[GIVEN REQUEST]: Please count the lines below that contain the string "memConduit" and reply with only that number.

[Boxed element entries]
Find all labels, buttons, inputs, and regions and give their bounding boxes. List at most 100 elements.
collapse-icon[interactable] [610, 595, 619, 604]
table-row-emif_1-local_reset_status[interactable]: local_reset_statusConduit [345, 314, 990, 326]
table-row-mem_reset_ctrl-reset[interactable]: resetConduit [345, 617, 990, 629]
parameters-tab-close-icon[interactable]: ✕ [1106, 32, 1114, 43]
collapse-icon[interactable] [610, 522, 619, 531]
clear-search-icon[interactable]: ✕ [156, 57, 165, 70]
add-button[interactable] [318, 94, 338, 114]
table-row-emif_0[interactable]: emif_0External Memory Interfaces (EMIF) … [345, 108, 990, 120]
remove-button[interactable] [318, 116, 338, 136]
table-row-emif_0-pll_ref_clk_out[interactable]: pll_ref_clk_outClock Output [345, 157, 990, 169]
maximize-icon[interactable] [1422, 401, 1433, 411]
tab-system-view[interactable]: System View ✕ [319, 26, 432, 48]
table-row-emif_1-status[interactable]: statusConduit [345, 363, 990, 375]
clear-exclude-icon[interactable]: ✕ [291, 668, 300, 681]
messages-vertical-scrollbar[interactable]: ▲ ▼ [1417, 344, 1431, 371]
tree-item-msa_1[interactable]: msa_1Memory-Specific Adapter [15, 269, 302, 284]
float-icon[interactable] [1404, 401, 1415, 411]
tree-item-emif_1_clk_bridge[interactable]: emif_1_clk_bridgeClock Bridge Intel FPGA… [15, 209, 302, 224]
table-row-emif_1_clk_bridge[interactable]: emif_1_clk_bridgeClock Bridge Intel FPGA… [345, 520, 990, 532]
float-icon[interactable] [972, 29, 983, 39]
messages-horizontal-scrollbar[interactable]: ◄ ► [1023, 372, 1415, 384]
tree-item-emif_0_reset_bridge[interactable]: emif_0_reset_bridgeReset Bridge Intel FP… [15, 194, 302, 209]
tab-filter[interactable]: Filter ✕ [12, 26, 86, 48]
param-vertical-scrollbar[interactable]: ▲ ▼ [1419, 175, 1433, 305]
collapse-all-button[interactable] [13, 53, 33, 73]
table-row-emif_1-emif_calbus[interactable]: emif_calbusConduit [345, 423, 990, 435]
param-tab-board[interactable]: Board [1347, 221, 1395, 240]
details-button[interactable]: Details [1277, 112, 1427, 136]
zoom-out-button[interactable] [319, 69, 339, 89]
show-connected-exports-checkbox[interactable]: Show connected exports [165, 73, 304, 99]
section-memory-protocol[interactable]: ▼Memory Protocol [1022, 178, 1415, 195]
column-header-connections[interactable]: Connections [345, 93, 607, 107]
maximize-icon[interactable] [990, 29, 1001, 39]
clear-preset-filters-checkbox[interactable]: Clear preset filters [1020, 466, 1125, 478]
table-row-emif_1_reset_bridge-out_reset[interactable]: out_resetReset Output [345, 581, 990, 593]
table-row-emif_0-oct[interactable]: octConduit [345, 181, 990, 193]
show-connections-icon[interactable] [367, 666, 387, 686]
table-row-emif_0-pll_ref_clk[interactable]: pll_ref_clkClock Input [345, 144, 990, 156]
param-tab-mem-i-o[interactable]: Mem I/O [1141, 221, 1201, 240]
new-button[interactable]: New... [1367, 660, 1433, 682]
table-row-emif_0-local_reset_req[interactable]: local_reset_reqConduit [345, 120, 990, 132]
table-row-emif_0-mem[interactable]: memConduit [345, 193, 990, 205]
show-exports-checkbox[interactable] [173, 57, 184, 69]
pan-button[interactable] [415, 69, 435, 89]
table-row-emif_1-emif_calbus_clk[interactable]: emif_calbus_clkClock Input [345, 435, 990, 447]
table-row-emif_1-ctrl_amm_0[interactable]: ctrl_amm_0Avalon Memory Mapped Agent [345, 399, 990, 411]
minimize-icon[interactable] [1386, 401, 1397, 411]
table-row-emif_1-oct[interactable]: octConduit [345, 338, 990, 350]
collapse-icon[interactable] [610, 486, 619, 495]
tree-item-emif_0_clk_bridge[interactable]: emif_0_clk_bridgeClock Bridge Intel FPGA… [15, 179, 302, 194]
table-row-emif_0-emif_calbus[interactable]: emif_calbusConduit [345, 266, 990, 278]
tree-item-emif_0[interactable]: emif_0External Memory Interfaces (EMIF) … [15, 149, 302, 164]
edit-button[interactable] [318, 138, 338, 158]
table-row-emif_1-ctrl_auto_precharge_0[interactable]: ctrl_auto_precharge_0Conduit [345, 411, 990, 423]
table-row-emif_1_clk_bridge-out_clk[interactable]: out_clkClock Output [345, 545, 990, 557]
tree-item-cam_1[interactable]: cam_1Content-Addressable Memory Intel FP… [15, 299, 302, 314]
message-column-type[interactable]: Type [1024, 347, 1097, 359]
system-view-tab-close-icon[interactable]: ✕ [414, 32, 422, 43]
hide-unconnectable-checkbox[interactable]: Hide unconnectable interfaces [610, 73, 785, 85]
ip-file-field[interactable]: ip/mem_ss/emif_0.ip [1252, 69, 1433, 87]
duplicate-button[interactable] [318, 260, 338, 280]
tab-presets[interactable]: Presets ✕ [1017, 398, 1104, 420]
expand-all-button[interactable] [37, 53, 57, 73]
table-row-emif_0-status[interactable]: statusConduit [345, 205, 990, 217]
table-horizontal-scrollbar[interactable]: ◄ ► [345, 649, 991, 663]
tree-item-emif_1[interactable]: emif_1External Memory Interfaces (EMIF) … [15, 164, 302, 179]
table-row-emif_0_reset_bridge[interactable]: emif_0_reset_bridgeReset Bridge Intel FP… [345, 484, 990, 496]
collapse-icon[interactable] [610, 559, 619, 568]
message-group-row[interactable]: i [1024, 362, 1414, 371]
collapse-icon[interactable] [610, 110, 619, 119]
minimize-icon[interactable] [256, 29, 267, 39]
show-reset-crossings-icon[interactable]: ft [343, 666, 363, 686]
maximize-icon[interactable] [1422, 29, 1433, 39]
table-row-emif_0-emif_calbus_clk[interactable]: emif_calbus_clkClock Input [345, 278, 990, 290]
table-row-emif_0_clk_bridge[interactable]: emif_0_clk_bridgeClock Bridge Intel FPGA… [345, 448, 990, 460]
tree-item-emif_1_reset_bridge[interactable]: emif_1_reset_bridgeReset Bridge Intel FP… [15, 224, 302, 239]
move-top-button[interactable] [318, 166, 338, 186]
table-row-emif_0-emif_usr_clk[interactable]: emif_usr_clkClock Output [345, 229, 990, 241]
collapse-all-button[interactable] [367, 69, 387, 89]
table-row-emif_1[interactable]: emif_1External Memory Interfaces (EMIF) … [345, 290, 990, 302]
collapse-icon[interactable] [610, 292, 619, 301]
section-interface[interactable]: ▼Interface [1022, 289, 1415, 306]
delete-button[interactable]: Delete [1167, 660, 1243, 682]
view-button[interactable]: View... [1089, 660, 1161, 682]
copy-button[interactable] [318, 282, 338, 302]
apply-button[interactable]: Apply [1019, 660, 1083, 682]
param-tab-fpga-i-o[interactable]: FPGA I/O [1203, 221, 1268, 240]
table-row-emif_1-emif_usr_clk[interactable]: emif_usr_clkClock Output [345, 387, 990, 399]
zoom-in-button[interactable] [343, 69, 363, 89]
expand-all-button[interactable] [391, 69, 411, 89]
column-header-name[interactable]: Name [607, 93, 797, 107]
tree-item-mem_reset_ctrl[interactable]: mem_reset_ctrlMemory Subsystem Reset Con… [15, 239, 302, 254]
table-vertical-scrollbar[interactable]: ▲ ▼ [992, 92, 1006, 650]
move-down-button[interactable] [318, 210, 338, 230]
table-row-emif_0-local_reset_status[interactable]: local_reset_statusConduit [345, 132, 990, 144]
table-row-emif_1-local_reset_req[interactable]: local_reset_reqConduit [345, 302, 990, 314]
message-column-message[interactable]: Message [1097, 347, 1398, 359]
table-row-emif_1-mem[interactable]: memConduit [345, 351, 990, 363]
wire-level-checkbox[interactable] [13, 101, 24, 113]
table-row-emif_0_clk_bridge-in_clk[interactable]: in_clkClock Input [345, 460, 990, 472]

[RESULT OF THIS TASK]: 2